[Recorded data]
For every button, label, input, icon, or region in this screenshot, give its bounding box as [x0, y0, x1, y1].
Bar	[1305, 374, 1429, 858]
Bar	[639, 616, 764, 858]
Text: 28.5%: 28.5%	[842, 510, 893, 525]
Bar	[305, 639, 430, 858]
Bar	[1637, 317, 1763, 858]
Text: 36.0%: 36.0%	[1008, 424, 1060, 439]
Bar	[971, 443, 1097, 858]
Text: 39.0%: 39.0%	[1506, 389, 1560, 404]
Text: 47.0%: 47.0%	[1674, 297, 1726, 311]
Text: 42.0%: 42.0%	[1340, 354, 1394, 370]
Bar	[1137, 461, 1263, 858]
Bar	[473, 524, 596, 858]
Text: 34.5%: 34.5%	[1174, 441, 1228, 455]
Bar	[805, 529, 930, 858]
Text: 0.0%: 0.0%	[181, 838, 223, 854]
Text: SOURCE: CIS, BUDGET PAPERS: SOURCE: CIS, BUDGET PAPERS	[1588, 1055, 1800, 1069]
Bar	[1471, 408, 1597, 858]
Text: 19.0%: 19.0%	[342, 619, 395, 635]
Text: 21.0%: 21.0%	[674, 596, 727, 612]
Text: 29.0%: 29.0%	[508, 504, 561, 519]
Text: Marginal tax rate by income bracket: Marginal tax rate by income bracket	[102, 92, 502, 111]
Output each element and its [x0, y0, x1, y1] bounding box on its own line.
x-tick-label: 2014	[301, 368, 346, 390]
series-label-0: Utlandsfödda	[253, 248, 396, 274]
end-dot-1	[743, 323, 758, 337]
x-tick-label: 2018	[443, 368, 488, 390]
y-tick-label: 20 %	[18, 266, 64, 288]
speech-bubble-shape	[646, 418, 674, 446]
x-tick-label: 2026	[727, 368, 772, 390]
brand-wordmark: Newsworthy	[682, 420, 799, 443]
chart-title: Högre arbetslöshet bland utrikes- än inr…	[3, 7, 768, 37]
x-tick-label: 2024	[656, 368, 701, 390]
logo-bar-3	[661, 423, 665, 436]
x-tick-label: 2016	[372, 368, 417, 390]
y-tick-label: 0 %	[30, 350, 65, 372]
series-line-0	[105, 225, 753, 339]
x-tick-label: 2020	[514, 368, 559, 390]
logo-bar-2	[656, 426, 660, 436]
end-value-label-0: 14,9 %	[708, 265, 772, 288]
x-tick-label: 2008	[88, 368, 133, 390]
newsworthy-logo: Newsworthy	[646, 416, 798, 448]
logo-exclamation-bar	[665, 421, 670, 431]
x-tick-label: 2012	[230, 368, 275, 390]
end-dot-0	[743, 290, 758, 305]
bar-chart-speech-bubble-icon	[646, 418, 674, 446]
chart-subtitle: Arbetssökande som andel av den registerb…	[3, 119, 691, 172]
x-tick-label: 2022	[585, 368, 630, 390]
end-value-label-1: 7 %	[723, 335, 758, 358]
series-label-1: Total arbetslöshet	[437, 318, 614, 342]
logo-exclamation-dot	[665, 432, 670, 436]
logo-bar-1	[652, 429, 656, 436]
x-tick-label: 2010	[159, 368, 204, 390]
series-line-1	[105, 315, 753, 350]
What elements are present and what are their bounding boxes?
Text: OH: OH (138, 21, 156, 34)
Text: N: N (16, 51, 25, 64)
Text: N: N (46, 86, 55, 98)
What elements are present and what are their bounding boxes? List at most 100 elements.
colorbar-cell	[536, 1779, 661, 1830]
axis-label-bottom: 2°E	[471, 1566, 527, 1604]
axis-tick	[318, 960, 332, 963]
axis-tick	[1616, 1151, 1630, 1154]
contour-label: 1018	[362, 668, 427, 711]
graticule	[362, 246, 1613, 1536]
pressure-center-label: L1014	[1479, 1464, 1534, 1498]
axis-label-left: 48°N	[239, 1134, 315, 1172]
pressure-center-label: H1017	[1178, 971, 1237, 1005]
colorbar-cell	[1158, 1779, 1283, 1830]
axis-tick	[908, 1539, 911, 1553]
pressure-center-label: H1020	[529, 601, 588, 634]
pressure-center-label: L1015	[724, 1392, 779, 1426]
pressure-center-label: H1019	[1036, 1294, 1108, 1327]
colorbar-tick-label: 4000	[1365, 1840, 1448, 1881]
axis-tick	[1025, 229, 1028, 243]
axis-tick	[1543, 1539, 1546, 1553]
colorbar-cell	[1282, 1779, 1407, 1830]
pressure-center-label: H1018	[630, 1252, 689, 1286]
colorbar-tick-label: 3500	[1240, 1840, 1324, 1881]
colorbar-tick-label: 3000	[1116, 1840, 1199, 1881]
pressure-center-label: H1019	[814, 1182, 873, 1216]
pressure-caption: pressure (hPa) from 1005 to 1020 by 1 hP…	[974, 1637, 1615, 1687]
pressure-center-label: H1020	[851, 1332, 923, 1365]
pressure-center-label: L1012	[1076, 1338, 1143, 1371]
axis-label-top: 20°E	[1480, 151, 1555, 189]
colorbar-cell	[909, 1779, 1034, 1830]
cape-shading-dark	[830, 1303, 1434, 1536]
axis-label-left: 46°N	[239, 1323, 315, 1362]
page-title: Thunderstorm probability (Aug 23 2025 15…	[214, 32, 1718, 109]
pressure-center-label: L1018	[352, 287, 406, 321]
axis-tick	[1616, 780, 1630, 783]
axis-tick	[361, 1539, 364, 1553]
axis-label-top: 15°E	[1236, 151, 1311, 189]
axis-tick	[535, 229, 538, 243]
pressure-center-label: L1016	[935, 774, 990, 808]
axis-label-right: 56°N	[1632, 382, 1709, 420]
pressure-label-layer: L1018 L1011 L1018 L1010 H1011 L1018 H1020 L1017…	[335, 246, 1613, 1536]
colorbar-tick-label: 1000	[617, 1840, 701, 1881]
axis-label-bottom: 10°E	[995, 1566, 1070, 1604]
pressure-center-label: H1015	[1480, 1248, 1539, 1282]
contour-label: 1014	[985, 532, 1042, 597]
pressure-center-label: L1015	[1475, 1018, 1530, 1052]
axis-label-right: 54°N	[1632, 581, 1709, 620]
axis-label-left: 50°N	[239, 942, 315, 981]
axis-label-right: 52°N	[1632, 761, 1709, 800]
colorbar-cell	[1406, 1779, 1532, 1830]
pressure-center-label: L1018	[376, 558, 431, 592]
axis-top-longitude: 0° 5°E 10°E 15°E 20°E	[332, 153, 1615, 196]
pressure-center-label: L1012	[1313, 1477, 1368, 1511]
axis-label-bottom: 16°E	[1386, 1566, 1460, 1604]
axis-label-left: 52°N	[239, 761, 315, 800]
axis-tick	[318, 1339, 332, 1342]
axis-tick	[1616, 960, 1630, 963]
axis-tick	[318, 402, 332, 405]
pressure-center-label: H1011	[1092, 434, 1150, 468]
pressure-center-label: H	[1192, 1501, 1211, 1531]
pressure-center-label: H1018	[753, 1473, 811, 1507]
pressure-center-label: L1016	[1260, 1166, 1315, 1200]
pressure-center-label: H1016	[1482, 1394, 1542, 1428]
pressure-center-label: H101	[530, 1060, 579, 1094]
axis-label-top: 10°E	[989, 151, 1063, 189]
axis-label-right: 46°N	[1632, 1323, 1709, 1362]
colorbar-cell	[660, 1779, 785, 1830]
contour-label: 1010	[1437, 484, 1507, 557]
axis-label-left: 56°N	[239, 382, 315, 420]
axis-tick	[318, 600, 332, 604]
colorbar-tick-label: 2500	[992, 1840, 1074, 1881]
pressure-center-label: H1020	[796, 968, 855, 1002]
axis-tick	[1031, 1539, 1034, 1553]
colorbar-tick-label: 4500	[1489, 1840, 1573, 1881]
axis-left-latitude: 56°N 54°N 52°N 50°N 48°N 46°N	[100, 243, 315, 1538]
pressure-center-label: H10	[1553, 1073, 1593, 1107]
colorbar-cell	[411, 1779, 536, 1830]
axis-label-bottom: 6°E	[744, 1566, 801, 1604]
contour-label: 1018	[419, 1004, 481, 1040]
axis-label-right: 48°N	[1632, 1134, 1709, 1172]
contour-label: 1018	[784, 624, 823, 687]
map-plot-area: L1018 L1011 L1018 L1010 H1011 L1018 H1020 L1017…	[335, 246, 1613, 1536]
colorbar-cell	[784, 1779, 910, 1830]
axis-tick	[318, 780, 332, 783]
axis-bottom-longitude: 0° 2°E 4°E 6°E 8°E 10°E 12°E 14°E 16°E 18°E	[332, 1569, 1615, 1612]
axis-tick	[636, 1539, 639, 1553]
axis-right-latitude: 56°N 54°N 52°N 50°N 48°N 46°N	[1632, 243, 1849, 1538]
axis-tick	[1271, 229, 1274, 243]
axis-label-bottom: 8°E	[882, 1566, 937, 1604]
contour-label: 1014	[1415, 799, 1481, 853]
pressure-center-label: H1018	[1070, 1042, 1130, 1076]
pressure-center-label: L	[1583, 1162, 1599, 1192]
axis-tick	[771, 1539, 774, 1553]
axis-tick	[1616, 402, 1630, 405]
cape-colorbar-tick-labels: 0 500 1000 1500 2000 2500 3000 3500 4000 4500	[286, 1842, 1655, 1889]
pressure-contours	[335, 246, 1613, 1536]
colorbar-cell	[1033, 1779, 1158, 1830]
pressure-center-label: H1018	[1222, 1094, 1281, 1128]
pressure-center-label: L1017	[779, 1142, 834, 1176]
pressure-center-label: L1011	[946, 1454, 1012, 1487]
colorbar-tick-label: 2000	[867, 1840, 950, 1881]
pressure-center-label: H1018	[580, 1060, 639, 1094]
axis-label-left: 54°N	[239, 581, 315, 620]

**Instruction:** Copy out the listing word for word, from its first line through the line containing "297, 1726, 311]", with both ends included.

**Result of this task:**
For every button, label, input, icon, or region in this screenshot, give its bounding box as [x0, y0, x1, y1].
Bar	[1305, 374, 1429, 858]
Bar	[639, 616, 764, 858]
Text: 28.5%: 28.5%	[842, 510, 893, 525]
Bar	[305, 639, 430, 858]
Bar	[1637, 317, 1763, 858]
Text: 36.0%: 36.0%	[1008, 424, 1060, 439]
Bar	[971, 443, 1097, 858]
Text: 39.0%: 39.0%	[1506, 389, 1560, 404]
Text: 47.0%: 47.0%	[1674, 297, 1726, 311]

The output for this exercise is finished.